**Work to do**
A) In the nail polish thread, quote word for word the passage starting with "## MakeupByMe" and going on through "you get same.".
B) In the nail polish thread, what color does Mixie87 say she will leave her toenails from now on?

**Document passage**

····················

# Should nail polish on toes and nails match?



## Mixie87

My brother actually made a comment about this when he noticed my toes and nails were two different colours




. I usually do match them, but I've been too lazy. I change my nails every other day, I dont have the patience to be doing both my fingers and toes especially when my toes still look fine. Not going to lie, it kind of annoys me when their two different colours.Of course they dont HAVVVVVVE to match, but what do you prefer? What do the "fashion experts" say?


----------



## Johnnie

My toes are blue and my finger nails are purple. There are no rules for me.


----------



## HisBunny

You know the other day i was asking myself the same thing. my toes never match cause of lazyness.


----------



## Mixie87

I think im just going to leave my toe nails black from now on.


----------



## lolaB

My toes and tips never match for a few reasons. I have too many polishes I want to try, some colors look awful on my hands but gorgeous on my feet, and I do my own manis but go to the salon for pedis so my toes stay the same color longer.


----------



## reesesilverstar

Yup, what Lola said.


----------



## emily_3383

I never have them match. Alot of the times i dont have nailpolish on my finger nails but i seem to always have my toes done.


----------



## Karren

Yes!! Always! Its in the rule book.. I'd look it up but I seem to have misplaced my copy somewhere!


----------



## Mixie87

^^^^^^ soooooooo funny! omgzzzzzzzzzzzzzzzzzzzz!

not. haha.


----------



## Karren

Hey!! I don't make these thing up!! Rules are rules ya know!! Lol.


----------



## perfervid_heart

Nopeee. Never. I honestly think I've never actually worn the same color on my toes and fingers! Sometimes, they sort of coordinate (same color family-lighter shade on the fingers, darker shade on the toes)


----------



## MakeupByMe

I like wild colors &amp; designs on my hands But my feet are usually french white tip Because they look better in certain heels I wear But i never really match its not a big deal to me


----------



## divadoll

Right now, I have no nail polish on my fingers and orange polish on my toes. No rules, no matter what Karren says. LOL especially if you do it yourself. A professional mani/pedi sometimes you don't get a choice of 2 different colours so you get same.

····················

**Dataset excerpts**
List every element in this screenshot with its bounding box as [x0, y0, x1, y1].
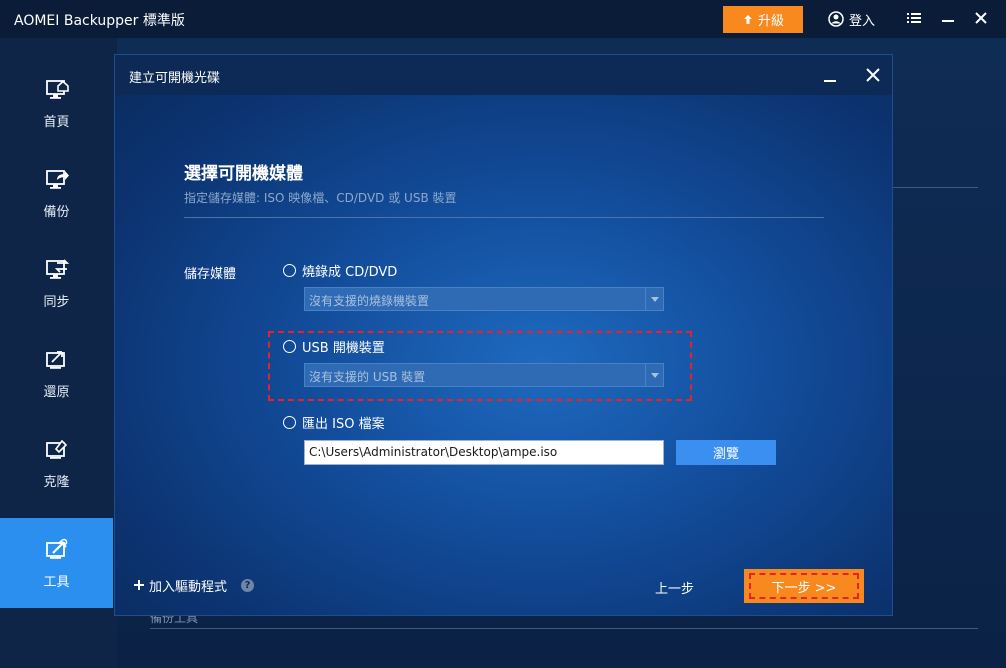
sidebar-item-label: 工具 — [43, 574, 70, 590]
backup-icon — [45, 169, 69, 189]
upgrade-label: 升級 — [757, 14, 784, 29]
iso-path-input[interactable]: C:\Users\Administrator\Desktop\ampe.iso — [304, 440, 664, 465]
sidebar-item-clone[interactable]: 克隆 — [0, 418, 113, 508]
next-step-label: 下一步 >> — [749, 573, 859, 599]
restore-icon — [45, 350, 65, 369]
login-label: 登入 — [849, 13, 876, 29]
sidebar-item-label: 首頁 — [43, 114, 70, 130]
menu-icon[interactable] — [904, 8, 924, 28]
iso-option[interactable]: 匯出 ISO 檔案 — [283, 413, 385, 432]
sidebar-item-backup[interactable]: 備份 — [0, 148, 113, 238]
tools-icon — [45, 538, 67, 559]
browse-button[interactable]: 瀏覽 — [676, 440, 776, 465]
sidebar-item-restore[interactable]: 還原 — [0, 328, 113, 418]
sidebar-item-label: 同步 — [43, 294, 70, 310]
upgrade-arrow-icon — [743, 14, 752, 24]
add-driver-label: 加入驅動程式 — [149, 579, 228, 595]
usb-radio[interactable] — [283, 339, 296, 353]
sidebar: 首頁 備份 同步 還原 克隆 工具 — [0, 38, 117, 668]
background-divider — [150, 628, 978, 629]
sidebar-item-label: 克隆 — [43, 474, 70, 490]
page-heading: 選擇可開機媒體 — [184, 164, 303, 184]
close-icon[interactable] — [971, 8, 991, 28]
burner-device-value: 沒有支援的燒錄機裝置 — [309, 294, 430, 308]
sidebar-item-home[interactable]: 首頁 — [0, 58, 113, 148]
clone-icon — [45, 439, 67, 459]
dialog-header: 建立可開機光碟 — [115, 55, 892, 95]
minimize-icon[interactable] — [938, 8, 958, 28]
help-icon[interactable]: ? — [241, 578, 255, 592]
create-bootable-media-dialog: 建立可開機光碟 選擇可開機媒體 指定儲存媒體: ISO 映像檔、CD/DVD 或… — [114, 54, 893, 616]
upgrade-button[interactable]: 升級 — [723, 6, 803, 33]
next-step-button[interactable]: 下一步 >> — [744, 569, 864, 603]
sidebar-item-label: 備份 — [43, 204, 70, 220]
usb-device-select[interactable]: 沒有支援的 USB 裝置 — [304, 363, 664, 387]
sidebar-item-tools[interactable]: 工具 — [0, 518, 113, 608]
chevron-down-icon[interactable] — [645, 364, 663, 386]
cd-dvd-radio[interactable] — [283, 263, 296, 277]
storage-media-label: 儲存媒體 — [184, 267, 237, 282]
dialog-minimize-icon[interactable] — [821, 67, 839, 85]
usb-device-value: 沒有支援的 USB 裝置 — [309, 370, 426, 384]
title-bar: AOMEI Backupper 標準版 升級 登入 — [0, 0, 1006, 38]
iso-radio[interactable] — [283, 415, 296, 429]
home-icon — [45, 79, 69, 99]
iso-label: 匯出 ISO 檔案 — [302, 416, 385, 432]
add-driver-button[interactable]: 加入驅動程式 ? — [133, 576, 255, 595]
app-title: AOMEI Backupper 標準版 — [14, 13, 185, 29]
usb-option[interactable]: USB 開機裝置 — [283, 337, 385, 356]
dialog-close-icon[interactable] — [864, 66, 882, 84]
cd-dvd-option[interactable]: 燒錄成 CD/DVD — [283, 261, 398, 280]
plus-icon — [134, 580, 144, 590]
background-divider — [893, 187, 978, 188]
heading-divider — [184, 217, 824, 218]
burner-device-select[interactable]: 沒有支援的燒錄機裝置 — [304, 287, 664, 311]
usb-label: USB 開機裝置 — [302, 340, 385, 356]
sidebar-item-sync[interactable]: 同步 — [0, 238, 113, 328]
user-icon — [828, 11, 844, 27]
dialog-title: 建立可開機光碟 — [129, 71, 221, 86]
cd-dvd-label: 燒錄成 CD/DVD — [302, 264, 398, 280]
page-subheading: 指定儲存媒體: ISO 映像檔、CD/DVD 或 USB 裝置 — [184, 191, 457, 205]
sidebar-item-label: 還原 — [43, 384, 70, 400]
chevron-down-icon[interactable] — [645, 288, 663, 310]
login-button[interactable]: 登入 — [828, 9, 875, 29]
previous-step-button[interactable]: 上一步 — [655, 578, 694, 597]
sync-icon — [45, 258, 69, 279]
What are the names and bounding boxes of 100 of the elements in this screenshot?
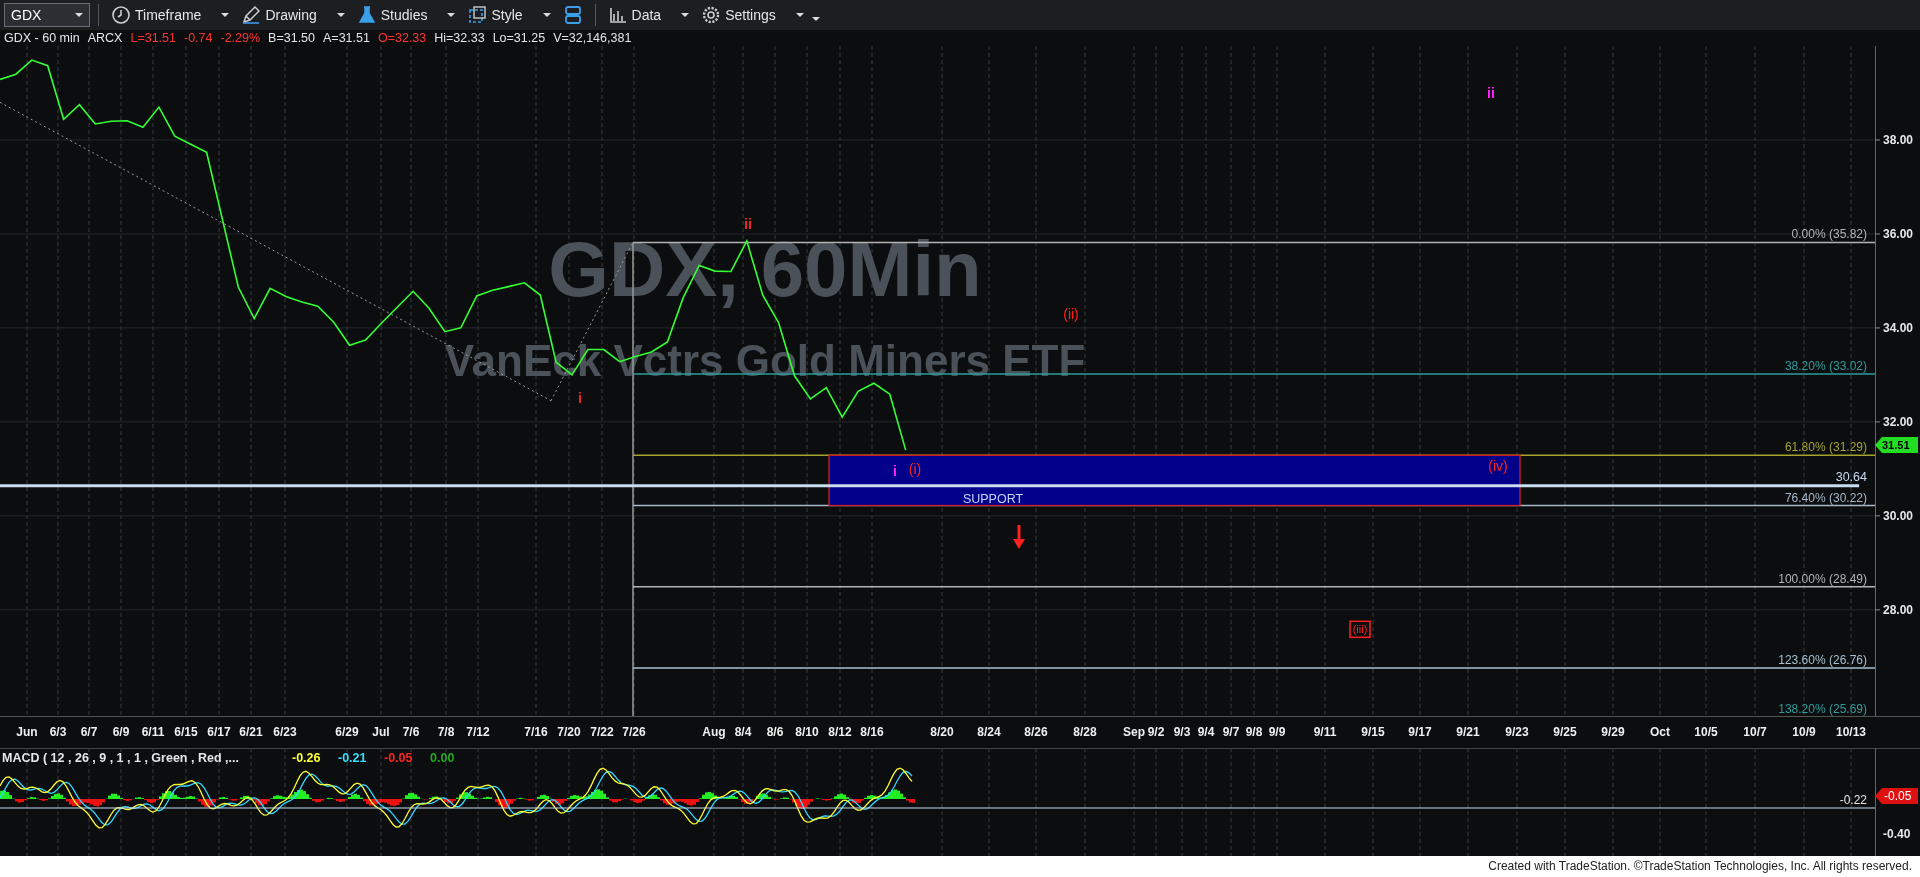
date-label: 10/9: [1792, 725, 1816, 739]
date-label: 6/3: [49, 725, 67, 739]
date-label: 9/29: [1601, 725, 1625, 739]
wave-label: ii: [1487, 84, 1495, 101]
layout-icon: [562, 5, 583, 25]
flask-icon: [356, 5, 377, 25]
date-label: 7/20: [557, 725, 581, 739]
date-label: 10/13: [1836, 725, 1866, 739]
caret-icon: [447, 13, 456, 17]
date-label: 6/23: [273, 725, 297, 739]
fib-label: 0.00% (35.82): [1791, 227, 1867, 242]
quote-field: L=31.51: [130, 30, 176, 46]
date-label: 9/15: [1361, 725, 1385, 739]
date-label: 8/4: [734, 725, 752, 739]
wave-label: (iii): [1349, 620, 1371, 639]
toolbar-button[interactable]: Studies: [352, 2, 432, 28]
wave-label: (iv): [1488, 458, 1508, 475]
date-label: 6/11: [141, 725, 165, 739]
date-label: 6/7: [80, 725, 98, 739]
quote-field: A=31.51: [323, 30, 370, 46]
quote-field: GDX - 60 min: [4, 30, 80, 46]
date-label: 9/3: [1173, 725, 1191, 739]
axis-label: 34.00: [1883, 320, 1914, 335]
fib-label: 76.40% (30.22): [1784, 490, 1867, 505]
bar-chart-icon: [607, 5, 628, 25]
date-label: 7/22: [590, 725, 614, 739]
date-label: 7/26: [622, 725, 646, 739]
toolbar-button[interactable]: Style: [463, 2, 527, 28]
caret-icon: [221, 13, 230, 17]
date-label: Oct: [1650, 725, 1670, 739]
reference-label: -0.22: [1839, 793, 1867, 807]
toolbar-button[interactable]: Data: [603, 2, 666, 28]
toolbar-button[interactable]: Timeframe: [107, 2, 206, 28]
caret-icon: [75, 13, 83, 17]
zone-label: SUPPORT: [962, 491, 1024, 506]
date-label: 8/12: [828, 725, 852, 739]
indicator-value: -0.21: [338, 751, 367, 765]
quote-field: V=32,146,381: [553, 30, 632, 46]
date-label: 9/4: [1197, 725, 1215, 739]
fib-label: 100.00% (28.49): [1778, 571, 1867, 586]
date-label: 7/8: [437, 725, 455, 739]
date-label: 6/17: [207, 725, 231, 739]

····················

**Answers by task**
A)
## MakeupByMe

I like wild colors &amp; designs on my hands But my feet are usually french white tip Because they look better in certain heels I wear But i never really match its not a big deal to me


----------



## divadoll

Right now, I have no nail polish on my fingers and orange polish on my toes. No rules, no matter what Karren says. LOL especially if you do it yourself. A professional mani/pedi sometimes you don't get a choice of 2 different colours so you get same.

B) Black.